DATA SHOWN:
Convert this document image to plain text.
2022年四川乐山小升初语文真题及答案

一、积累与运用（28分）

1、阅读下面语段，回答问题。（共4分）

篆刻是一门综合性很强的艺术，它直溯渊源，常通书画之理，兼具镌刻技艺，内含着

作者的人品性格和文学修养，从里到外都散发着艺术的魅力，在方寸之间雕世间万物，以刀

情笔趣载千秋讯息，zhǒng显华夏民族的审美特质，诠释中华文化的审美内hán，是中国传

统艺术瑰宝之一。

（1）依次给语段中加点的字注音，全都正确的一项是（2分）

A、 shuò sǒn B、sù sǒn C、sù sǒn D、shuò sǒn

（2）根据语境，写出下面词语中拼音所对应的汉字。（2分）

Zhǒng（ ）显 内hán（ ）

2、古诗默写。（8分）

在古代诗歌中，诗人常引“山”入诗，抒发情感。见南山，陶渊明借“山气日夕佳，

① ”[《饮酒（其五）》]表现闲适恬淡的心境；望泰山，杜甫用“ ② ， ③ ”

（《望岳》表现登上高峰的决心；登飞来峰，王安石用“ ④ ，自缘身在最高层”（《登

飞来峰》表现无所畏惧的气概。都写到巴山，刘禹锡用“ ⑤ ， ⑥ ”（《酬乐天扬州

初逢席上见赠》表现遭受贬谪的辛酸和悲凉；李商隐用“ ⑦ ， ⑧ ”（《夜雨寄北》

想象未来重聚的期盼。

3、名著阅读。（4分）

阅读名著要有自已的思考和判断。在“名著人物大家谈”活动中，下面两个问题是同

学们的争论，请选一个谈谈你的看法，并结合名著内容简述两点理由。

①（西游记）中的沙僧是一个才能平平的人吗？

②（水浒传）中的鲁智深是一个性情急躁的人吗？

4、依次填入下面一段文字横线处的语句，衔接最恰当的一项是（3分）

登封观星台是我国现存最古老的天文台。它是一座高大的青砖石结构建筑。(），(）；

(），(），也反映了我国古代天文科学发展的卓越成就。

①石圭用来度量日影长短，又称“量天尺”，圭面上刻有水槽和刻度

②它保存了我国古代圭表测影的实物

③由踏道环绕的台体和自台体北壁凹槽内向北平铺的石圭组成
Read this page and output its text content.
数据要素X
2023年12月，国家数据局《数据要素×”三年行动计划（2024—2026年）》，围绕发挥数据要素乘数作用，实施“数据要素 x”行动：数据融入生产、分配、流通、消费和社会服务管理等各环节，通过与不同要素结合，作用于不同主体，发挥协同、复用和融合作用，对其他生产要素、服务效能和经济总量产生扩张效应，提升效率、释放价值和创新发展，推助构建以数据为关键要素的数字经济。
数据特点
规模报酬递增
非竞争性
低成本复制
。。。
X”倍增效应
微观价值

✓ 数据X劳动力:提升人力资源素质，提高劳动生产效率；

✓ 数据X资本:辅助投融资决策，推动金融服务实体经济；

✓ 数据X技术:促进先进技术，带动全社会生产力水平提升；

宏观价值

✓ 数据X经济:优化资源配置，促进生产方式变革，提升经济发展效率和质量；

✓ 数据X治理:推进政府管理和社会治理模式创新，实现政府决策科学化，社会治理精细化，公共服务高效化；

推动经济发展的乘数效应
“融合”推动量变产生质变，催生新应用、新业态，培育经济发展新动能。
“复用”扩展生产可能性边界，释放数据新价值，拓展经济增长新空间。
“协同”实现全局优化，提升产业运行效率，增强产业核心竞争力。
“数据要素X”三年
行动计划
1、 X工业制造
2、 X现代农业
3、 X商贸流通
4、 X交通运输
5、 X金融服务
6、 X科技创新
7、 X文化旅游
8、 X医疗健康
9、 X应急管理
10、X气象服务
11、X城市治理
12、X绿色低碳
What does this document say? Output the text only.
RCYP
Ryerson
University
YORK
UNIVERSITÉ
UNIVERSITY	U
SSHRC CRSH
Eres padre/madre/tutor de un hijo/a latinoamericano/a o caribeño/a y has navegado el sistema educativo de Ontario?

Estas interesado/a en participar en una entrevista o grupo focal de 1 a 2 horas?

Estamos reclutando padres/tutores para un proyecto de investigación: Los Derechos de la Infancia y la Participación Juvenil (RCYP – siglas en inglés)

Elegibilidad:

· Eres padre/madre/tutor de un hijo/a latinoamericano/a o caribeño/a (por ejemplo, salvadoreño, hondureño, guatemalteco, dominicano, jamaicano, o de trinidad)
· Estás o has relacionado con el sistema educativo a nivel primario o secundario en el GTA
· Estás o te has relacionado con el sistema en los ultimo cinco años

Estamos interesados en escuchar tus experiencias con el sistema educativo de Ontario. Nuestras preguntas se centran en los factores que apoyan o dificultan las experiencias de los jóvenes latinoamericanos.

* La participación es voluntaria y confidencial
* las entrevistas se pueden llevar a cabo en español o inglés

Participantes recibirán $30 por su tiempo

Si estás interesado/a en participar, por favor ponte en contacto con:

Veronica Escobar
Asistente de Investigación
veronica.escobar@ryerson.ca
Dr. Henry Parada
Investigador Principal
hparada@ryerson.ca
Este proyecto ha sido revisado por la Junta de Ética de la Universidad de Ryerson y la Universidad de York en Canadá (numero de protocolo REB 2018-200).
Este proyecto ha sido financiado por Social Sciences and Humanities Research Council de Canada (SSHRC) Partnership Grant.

YOUR GOAL: Give the entries again in full, exactly as they are written.

REPLY TO THE TASK:
Convert this document image to plain text.
2022年四川乐山小升初语文真题及答案

一、积累与运用（28分）

1、阅读下面语段，回答问题。（共4分）

篆刻是一门综合性很强的艺术，它直溯渊源，常通书画之理，兼具镌刻技艺，内含着

作者的人品性格和文学修养，从里到外都散发着艺术的魅力，在方寸之间雕世间万物，以刀

情笔趣载千秋讯息，zhǒng显华夏民族的审美特质，诠释中华文化的审美内hán，是中国传

统艺术瑰宝之一。

（1）依次给语段中加点的字注音，全都正确的一项是（2分）

A、 shuò sǒn B、sù sǒn C、sù sǒn D、shuò sǒn

（2）根据语境，写出下面词语中拼音所对应的汉字。（2分）

Zhǒng（ ）显 内hán（ ）

2、古诗默写。（8分）

在古代诗歌中，诗人常引“山”入诗，抒发情感。见南山，陶渊明借“山气日夕佳，

① ”[《饮酒（其五）》]表现闲适恬淡的心境；望泰山，杜甫用“ ② ， ③ ”

（《望岳》表现登上高峰的决心；登飞来峰，王安石用“ ④ ，自缘身在最高层”（《登

飞来峰》表现无所畏惧的气概。都写到巴山，刘禹锡用“ ⑤ ， ⑥ ”（《酬乐天扬州

初逢席上见赠》表现遭受贬谪的辛酸和悲凉；李商隐用“ ⑦ ， ⑧ ”（《夜雨寄北》

想象未来重聚的期盼。

3、名著阅读。（4分）

阅读名著要有自已的思考和判断。在“名著人物大家谈”活动中，下面两个问题是同

学们的争论，请选一个谈谈你的看法，并结合名著内容简述两点理由。

①（西游记）中的沙僧是一个才能平平的人吗？

②（水浒传）中的鲁智深是一个性情急躁的人吗？

4、依次填入下面一段文字横线处的语句，衔接最恰当的一项是（3分）

登封观星台是我国现存最古老的天文台。它是一座高大的青砖石结构建筑。(），(）；

(），(），也反映了我国古代天文科学发展的卓越成就。

①石圭用来度量日影长短，又称“量天尺”，圭面上刻有水槽和刻度

②它保存了我国古代圭表测影的实物

③由踏道环绕的台体和自台体北壁凹槽内向北平铺的石圭组成
Read this page and output its text content.
数据要素X
2023年12月，国家数据局《数据要素×”三年行动计划（2024—2026年）》，围绕发挥数据要素乘数作用，实施“数据要素 x”行动：数据融入生产、分配、流通、消费和社会服务管理等各环节，通过与不同要素结合，作用于不同主体，发挥协同、复用和融合作用，对其他生产要素、服务效能和经济总量产生扩张效应，提升效率、释放价值和创新发展，推助构建以数据为关键要素的数字经济。
数据特点
规模报酬递增
非竞争性
低成本复制
。。。
X”倍增效应
微观价值

✓ 数据X劳动力:提升人力资源素质，提高劳动生产效率；

✓ 数据X资本:辅助投融资决策，推动金融服务实体经济；

✓ 数据X技术:促进先进技术，带动全社会生产力水平提升；

宏观价值

✓ 数据X经济:优化资源配置，促进生产方式变革，提升经济发展效率和质量；

✓ 数据X治理:推进政府管理和社会治理模式创新，实现政府决策科学化，社会治理精细化，公共服务高效化；

推动经济发展的乘数效应
“融合”推动量变产生质变，催生新应用、新业态，培育经济发展新动能。
“复用”扩展生产可能性边界，释放数据新价值，拓展经济增长新空间。
“协同”实现全局优化，提升产业运行效率，增强产业核心竞争力。
“数据要素X”三年
行动计划
1、 X工业制造
2、 X现代农业
3、 X商贸流通
4、 X交通运输
5、 X金融服务
6、 X科技创新
7、 X文化旅游
8、 X医疗健康
9、 X应急管理
10、X气象服务
11、X城市治理
12、X绿色低碳
What does this document say? Output the text only.
RCYP
Ryerson
University
YORK
UNIVERSITÉ
UNIVERSITY	U
SSHRC CRSH
Eres padre/madre/tutor de un hijo/a latinoamericano/a o caribeño/a y has navegado el sistema educativo de Ontario?

Estas interesado/a en participar en una entrevista o grupo focal de 1 a 2 horas?

Estamos reclutando padres/tutores para un proyecto de investigación: Los Derechos de la Infancia y la Participación Juvenil (RCYP – siglas en inglés)

Elegibilidad:

· Eres padre/madre/tutor de un hijo/a latinoamericano/a o caribeño/a (por ejemplo, salvadoreño, hondureño, guatemalteco, dominicano, jamaicano, o de trinidad)
· Estás o has relacionado con el sistema educativo a nivel primario o secundario en el GTA
· Estás o te has relacionado con el sistema en los ultimo cinco años

Estamos interesados en escuchar tus experiencias con el sistema educativo de Ontario. Nuestras preguntas se centran en los factores que apoyan o dificultan las experiencias de los jóvenes latinoamericanos.

* La participación es voluntaria y confidencial
* las entrevistas se pueden llevar a cabo en español o inglés

Participantes recibirán $30 por su tiempo

Si estás interesado/a en participar, por favor ponte en contacto con:

Veronica Escobar
Asistente de Investigación
veronica.escobar@ryerson.ca
Dr. Henry Parada
Investigador Principal
hparada@ryerson.ca
Este proyecto ha sido revisado por la Junta de Ética de la Universidad de Ryerson y la Universidad de York en Canadá (numero de protocolo REB 2018-200).
Este proyecto ha sido financiado por Social Sciences and Humanities Research Council de Canada (SSHRC) Partnership Grant.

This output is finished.